* **Exercise**
Determine how many lines of the data below contain "class", then give only that number.
┏━━
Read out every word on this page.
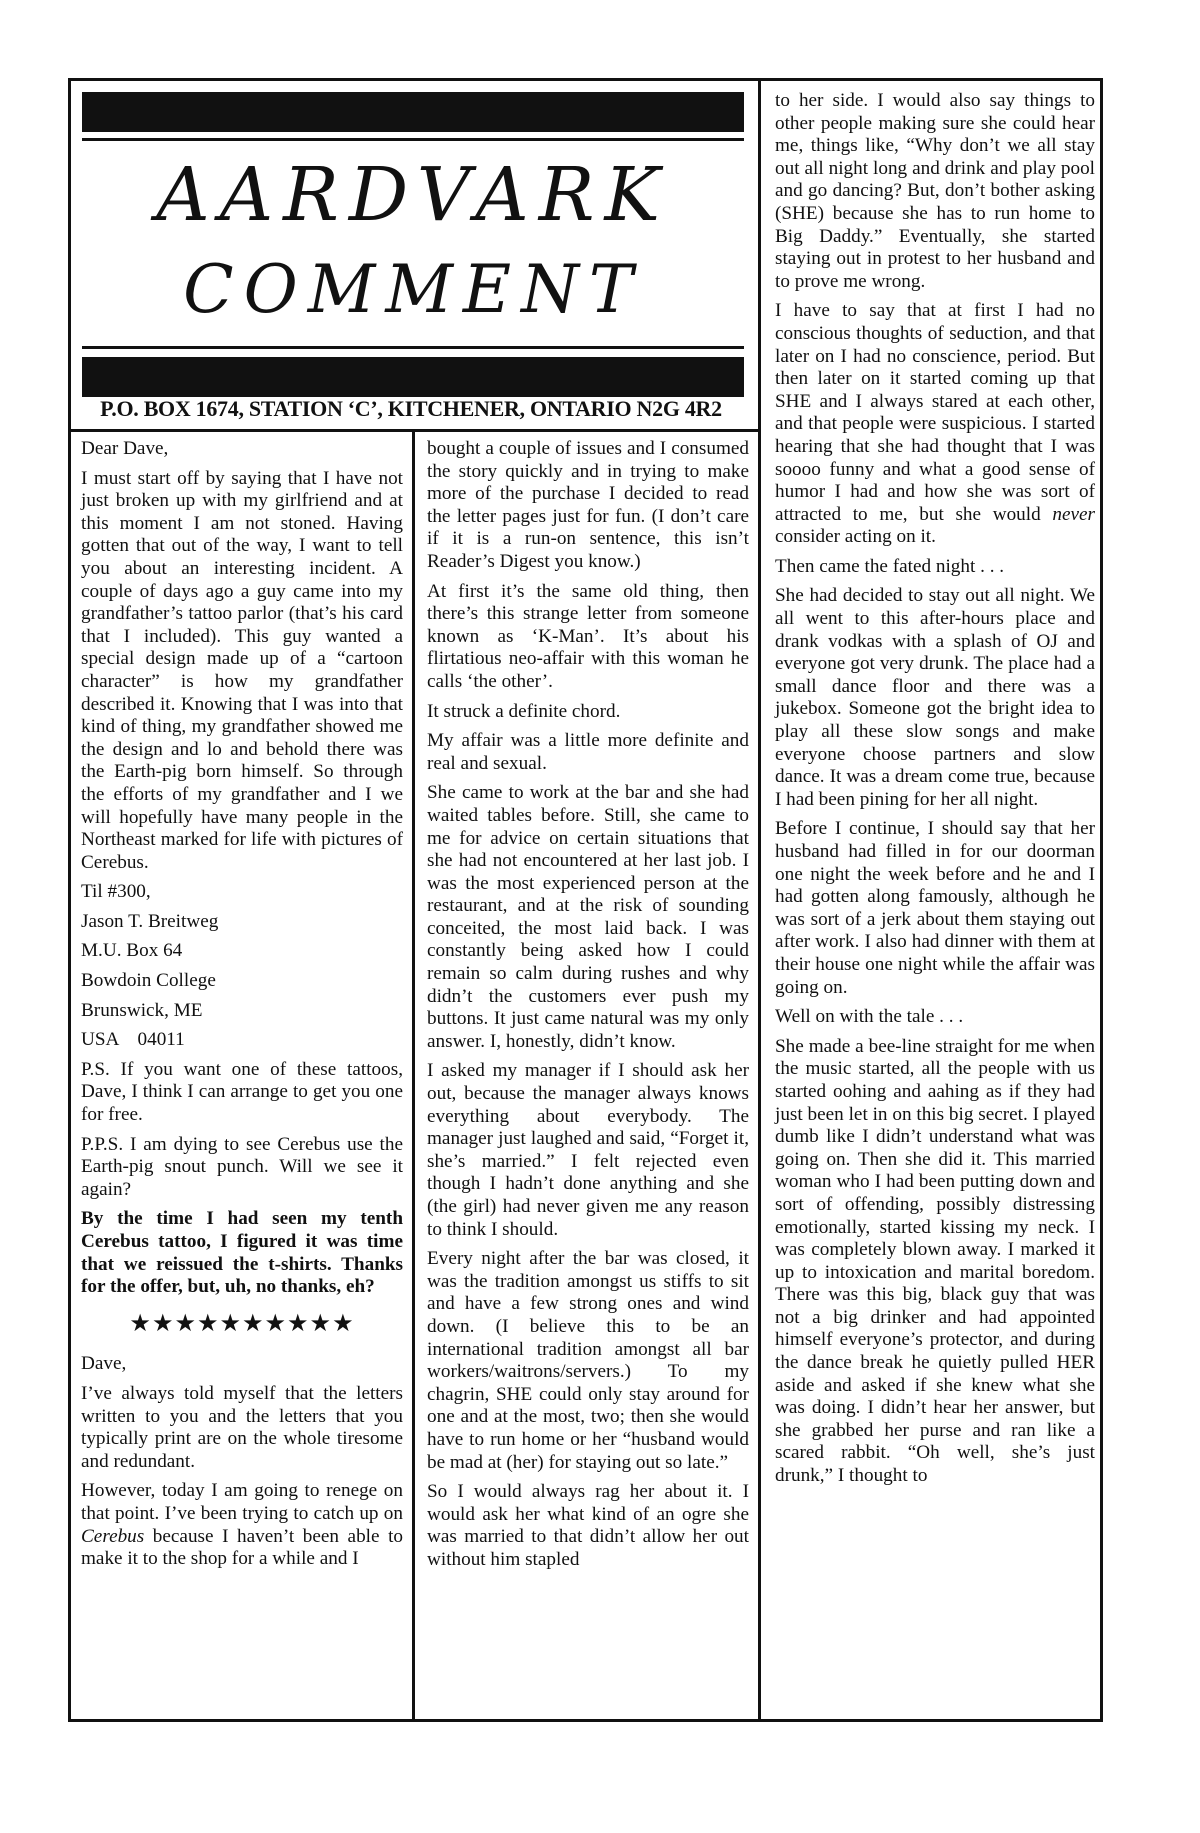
AARDVARK
COMMENT
P.O. BOX 1674, STATION ‘C’, KITCHENER, ONTARIO N2G 4R2

Dear Dave,

I must start off by saying that I have not just broken up with my girlfriend and at this moment I am not stoned. Having gotten that out of the way, I want to tell you about an interesting incident. A couple of days ago a guy came into my grandfather’s tattoo parlor (that’s his card that I included). This guy wanted a special design made up of a “cartoon character” is how my grandfather described it. Knowing that I was into that kind of thing, my grandfather showed me the design and lo and behold there was the Earth-pig born himself. So through the efforts of my grandfather and I we will hopefully have many people in the Northeast marked for life with pictures of Cerebus.

Til #300,

Jason T. Breitweg

M.U. Box 64

Bowdoin College

Brunswick, ME

USA    04011

P.S. If you want one of these tattoos, Dave, I think I can arrange to get you one for free.

P.P.S. I am dying to see Cerebus use the Earth-pig snout punch. Will we see it again?

By the time I had seen my tenth Cerebus tattoo, I figured it was time that we reissued the t-shirts. Thanks for the offer, but, uh, no thanks, eh?

★★★★★★★★★★

Dave,

I’ve always told myself that the letters written to you and the letters that you typically print are on the whole tiresome and redundant.

However, today I am going to renege on that point. I’ve been trying to catch up on Cerebus because I haven’t been able to make it to the shop for a while and I

bought a couple of issues and I consumed the story quickly and in trying to make more of the purchase I decided to read the letter pages just for fun. (I don’t care if it is a run-on sentence, this isn’t Reader’s Digest you know.)

At first it’s the same old thing, then there’s this strange letter from someone known as ‘K-Man’. It’s about his flirtatious neo-affair with this woman he calls ‘the other’.

It struck a definite chord.

My affair was a little more definite and real and sexual.

She came to work at the bar and she had waited tables before. Still, she came to me for advice on certain situations that she had not encountered at her last job. I was the most experienced person at the restaurant, and at the risk of sounding conceited, the most laid back. I was constantly being asked how I could remain so calm during rushes and why didn’t the customers ever push my buttons. It just came natural was my only answer. I, honestly, didn’t know.

I asked my manager if I should ask her out, because the manager always knows everything about everybody. The manager just laughed and said, “Forget it, she’s married.” I felt rejected even though I hadn’t done anything and she (the girl) had never given me any reason to think I should.

Every night after the bar was closed, it was the tradition amongst us stiffs to sit and have a few strong ones and wind down. (I believe this to be an international tradition amongst all bar workers/waitrons/servers.) To my chagrin, SHE could only stay around for one and at the most, two; then she would have to run home or her “husband would be mad at (her) for staying out so late.”

So I would always rag her about it. I would ask her what kind of an ogre she was married to that didn’t allow her out without him stapled

to her side. I would also say things to other people making sure she could hear me, things like, “Why don’t we all stay out all night long and drink and play pool and go dancing? But, don’t bother asking (SHE) because she has to run home to Big Daddy.” Eventually, she started staying out in protest to her husband and to prove me wrong.

I have to say that at first I had no conscious thoughts of seduction, and that later on I had no conscience, period. But then later on it started coming up that SHE and I always stared at each other, and that people were suspicious. I started hearing that she had thought that I was soooo funny and what a good sense of humor I had and how she was sort of attracted to me, but she would never consider acting on it.

Then came the fated night . . .

She had decided to stay out all night. We all went to this after-hours place and drank vodkas with a splash of OJ and everyone got very drunk. The place had a small dance floor and there was a jukebox. Someone got the bright idea to play all these slow songs and make everyone choose partners and slow dance. It was a dream come true, because I had been pining for her all night.

Before I continue, I should say that her husband had filled in for our doorman one night the week before and he and I had gotten along famously, although he was sort of a jerk about them staying out after work. I also had dinner with them at their house one night while the affair was going on.

Well on with the tale . . .

She made a bee-line straight for me when the music started, all the people with us started oohing and aahing as if they had just been let in on this big secret. I played dumb like I didn’t understand what was going on. Then she did it. This married woman who I had been putting down and sort of offending, possibly distressing emotionally, started kissing my neck. I was completely blown away. I marked it up to intoxication and marital boredom. There was this big, black guy that was not a big drinker and had appointed himself everyone’s protector, and during the dance break he quietly pulled HER aside and asked if she knew what she was doing. I didn’t hear her answer, but she grabbed her purse and ran like a scared rabbit. “Oh well, she’s just drunk,” I thought to
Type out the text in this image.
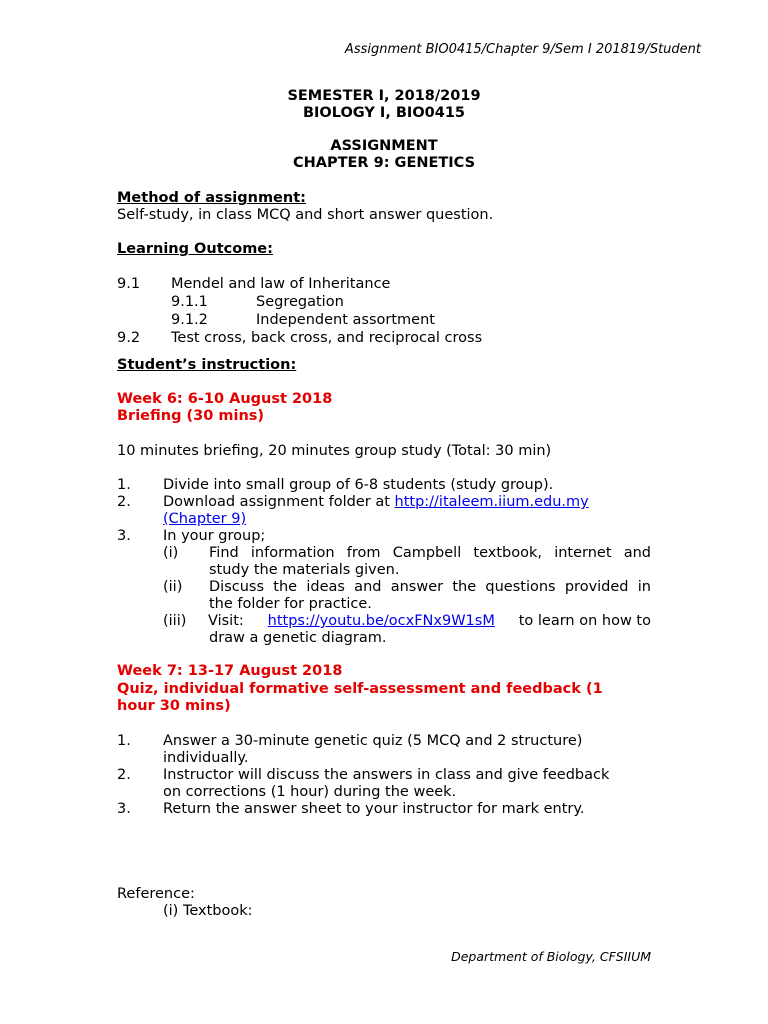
Assignment BIO0415/Chapter 9/Sem I 201819/Student
SEMESTER I, 2018/2019
BIOLOGY I, BIO0415
ASSIGNMENT
CHAPTER 9: GENETICS
Method of assignment:
Self-study, in class MCQ and short answer question.
Learning Outcome:
9.1 Mendel and law of Inheritance
9.1.1	Segregation
9.1.2	Independent assortment
9.2 Test cross, back cross, and reciprocal cross
Student’s instruction:
Week 6: 6-10 August 2018
Briefing (30 mins)
10 minutes briefing, 20 minutes group study (Total: 30 min)
1. Divide into small group of 6-8 students (study group).
2. Download assignment folder at http://italeem.iium.edu.my
(Chapter 9)
3. In your group;
(i) Find information from Campbell textbook, internet and
study the materials given.
(ii) Discuss the ideas and answer the questions provided in
the folder for practice.
(iii) Visit: https://youtu.be/ocxFNx9W1sM to learn on how to
draw a genetic diagram.
Week 7: 13-17 August 2018
Quiz, individual formative self-assessment and feedback (1
hour 30 mins)
1. Answer a 30-minute genetic quiz (5 MCQ and 2 structure)
individually.
2. Instructor will discuss the answers in class and give feedback
on corrections (1 hour) during the week.
3. Return the answer sheet to your instructor for mark entry.
Reference:
(i) Textbook:
Department of Biology, CFSIIUM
┗━━
* **Output of the exercise**
2